* [Excerpted passage]:
What is it about the New Zealanders? There is a consistent effortlessness in the cinematic output of this small nation that I can’t help but admire. While Australian filmmakers often find themselves (either deliberately or unconsciously) producing works that strive for international acceptance, New Zealanders seem entirely indifferent to such things. And so it is with Taika Waititi’s unpretentious Hunt for the Wilderpeople, by far the funniest film I’ve come across in 2016 thus far.
Julian Dennison plays Ricky Baker, a troubled young boy who has found himself passed from family to family, dealing with the demoralising realities of child welfare. Ricky’s fortunes take a turn for the better when he is taken into the rural home of the warm and loving Bella, played by Rima Te Wiata. While Ricky begins to feel at home with Bella, he is substantially less comfortable with her husband Hec, portrayed as a grumpy misanthrope by Sam Neill.
Soon enough, a series of unfortunate and rather brutal events sees Ricky and Hec on the run from the law, using the local forest to evade capture. Leading the charge against the two outlaws is Paula (Rachel House), a welfare officer with an inexplicable but always hilarious vendetta against young Ricky. Things escalate, as they do, culminating in an exciting third act that looks far more expensive than it possibly could be.
Along the way, Hec and Ricky grow closer as they deal with an endless onslaught of redneck hunters, police helicopters, and what appears to be a battalion of tanks. As media coverage turns them into local celebrities, Ricky and Hec are aided by various people along the way, most notably a deeply disturbed conspiracy theorist named Psycho Sam (played by Rhys Darby of Flight of the Conchords fame). But the film is always at its best in the quieter moments, when these two gentleman are left to discuss their lives and worldviews. Ricky’s hobby – writing foul mouthed and amateurish haikus – proves to be remarkably fertile soil for reflecting on life’s hidden joys.

* [Provided data]:
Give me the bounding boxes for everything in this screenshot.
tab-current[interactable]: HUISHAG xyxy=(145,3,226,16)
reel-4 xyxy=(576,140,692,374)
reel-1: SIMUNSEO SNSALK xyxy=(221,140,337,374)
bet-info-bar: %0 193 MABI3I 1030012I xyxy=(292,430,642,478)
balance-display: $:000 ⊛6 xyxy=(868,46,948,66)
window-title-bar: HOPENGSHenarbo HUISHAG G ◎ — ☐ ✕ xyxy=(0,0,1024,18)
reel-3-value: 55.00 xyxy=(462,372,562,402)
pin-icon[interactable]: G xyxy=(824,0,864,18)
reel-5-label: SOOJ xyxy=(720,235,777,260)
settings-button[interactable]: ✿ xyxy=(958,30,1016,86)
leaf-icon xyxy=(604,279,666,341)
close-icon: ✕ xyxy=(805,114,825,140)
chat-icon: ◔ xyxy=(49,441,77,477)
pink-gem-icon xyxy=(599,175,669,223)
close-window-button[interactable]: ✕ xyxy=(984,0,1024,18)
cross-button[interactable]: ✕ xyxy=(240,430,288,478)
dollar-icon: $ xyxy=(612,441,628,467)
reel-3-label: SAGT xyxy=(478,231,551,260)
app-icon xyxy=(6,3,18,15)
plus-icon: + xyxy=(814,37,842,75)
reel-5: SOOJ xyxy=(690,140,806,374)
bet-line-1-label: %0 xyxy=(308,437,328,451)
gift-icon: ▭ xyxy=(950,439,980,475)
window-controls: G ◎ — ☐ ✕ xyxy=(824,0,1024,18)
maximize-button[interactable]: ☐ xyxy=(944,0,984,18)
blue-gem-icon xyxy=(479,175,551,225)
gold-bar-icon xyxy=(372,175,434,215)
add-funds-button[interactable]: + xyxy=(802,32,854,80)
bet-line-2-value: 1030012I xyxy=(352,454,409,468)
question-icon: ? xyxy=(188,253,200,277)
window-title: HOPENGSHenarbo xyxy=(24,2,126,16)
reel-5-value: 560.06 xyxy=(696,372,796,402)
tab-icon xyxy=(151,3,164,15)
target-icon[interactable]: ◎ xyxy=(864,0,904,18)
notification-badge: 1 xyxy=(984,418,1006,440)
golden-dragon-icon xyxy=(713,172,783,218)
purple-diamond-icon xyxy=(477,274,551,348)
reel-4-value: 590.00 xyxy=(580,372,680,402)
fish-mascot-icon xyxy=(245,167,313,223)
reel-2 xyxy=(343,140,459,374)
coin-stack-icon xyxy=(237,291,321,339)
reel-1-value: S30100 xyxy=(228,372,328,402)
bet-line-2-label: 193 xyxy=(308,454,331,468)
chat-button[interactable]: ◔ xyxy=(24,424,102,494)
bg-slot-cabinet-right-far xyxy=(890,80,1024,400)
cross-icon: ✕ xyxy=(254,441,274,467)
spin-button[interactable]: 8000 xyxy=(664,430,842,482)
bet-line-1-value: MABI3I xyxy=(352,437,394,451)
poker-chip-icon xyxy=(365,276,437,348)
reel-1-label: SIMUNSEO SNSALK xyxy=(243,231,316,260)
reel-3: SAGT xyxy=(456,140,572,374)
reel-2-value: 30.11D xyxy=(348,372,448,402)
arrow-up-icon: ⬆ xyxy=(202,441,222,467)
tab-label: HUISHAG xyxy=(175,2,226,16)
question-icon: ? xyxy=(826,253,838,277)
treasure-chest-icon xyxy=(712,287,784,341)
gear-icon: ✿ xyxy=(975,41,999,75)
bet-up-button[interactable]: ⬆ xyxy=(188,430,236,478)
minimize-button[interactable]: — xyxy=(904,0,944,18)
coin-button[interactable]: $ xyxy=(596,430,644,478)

* [Written problem 1]:
In the film review, which actor plays Paula, the welfare officer pursuing Ricky?
* [Written problem 2]:
Copy the entries from their first line through the line containing "reel-5-label: SOOJ xyxy=(720,235,777,260)", inclusive, renaming every "interactable" to "clickable" and leaving everything else unchanged.

* [Exercise output 1]:
Rachel House

* [Exercise output 2]:
Give me the bounding boxes for everything in this screenshot.
tab-current[clickable]: HUISHAG xyxy=(145,3,226,16)
reel-4 xyxy=(576,140,692,374)
reel-1: SIMUNSEO SNSALK xyxy=(221,140,337,374)
bet-info-bar: %0 193 MABI3I 1030012I xyxy=(292,430,642,478)
balance-display: $:000 ⊛6 xyxy=(868,46,948,66)
window-title-bar: HOPENGSHenarbo HUISHAG G ◎ — ☐ ✕ xyxy=(0,0,1024,18)
reel-3-value: 55.00 xyxy=(462,372,562,402)
pin-icon[clickable]: G xyxy=(824,0,864,18)
reel-5-label: SOOJ xyxy=(720,235,777,260)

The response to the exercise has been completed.